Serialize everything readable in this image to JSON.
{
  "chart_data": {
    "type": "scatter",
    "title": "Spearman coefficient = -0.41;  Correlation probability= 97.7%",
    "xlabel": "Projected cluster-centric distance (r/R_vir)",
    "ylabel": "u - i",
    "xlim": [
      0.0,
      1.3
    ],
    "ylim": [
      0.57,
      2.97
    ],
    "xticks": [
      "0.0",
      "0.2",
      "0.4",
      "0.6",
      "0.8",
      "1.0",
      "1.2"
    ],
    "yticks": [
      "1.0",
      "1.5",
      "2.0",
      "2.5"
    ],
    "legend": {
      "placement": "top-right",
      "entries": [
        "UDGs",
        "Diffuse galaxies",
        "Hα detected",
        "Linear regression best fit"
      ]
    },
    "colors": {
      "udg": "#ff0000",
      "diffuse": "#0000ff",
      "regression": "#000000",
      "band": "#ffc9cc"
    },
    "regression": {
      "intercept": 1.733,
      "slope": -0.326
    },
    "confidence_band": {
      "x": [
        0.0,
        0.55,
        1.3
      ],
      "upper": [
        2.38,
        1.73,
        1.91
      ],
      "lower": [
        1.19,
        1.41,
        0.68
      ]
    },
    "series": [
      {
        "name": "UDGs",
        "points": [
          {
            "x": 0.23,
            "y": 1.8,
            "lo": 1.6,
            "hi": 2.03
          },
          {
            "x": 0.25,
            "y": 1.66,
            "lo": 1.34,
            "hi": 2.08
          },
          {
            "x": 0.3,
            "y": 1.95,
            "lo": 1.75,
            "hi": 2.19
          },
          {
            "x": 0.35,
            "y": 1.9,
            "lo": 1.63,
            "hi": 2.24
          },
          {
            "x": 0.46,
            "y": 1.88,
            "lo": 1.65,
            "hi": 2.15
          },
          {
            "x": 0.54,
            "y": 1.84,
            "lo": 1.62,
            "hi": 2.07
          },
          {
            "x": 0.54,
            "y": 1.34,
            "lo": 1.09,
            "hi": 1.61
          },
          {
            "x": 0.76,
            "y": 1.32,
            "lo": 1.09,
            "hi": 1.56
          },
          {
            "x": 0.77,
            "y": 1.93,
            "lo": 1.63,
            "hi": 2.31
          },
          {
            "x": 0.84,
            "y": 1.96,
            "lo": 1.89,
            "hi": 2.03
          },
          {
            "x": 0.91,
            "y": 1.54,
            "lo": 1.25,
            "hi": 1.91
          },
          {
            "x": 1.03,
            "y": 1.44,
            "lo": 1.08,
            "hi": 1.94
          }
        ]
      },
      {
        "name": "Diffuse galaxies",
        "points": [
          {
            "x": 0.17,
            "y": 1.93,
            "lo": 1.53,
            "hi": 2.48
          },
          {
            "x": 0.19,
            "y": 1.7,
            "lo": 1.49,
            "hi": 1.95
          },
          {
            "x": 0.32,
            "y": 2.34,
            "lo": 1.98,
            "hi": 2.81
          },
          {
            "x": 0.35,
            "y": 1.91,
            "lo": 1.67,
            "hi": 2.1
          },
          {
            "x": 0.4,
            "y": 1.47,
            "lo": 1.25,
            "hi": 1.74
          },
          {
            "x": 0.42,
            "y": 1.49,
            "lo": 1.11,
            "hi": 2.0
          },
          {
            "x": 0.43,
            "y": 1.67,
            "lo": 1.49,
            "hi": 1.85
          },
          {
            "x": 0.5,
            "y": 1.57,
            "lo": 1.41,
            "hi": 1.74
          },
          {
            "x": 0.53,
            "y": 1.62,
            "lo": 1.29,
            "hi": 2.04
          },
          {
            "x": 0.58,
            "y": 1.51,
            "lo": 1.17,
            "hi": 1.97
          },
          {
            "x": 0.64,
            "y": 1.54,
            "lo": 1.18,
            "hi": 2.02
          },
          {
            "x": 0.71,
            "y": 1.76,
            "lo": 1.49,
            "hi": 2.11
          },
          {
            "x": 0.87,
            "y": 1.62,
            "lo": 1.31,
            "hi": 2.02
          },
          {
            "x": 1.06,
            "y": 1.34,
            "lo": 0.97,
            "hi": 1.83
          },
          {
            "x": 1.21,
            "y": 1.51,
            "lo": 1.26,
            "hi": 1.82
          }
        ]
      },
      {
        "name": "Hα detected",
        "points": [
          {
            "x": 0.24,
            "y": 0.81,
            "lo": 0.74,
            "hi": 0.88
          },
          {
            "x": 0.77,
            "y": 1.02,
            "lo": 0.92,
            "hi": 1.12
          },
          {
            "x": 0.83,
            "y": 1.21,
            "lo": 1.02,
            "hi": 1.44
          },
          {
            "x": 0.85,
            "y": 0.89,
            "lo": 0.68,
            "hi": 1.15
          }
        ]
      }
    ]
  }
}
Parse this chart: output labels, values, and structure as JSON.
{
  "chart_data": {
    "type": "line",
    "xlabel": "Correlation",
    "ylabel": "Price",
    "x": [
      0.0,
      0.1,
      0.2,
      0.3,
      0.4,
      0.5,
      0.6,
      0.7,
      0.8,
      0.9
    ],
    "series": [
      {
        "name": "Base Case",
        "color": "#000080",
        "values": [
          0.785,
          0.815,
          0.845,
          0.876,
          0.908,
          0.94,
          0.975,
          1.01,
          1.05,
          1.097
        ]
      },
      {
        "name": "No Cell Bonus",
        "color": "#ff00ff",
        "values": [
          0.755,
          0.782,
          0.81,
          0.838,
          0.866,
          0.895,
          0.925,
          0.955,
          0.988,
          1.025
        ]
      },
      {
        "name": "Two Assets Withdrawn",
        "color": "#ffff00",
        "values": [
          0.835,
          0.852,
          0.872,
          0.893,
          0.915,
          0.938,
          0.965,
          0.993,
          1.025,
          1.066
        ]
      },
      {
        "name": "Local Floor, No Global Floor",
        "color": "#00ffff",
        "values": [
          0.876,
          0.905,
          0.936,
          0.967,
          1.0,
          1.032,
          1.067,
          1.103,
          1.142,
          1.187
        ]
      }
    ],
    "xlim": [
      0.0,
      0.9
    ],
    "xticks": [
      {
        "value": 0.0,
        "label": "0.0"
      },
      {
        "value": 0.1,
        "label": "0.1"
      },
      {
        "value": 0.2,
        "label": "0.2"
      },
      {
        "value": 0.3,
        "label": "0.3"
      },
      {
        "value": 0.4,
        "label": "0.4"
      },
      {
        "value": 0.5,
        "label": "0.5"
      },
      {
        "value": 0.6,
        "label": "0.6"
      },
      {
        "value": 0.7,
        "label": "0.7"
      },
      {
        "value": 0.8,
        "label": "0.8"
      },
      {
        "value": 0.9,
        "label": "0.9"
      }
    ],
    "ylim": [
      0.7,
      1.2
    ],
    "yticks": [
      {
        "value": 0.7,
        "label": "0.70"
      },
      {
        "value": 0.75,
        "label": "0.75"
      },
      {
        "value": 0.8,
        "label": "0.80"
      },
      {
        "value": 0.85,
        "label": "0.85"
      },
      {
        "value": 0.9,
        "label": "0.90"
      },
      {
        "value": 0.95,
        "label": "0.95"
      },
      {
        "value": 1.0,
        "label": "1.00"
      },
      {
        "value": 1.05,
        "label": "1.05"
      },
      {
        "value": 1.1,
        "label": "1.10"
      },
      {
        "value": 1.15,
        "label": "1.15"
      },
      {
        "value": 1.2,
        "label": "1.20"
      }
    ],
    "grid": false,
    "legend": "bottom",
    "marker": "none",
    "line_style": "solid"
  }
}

........

INSTRUCTIONS TO FOLLOW
Report only a number: how many lines in the material above contain the string "Correlation".

SOLVED EXERCISE
2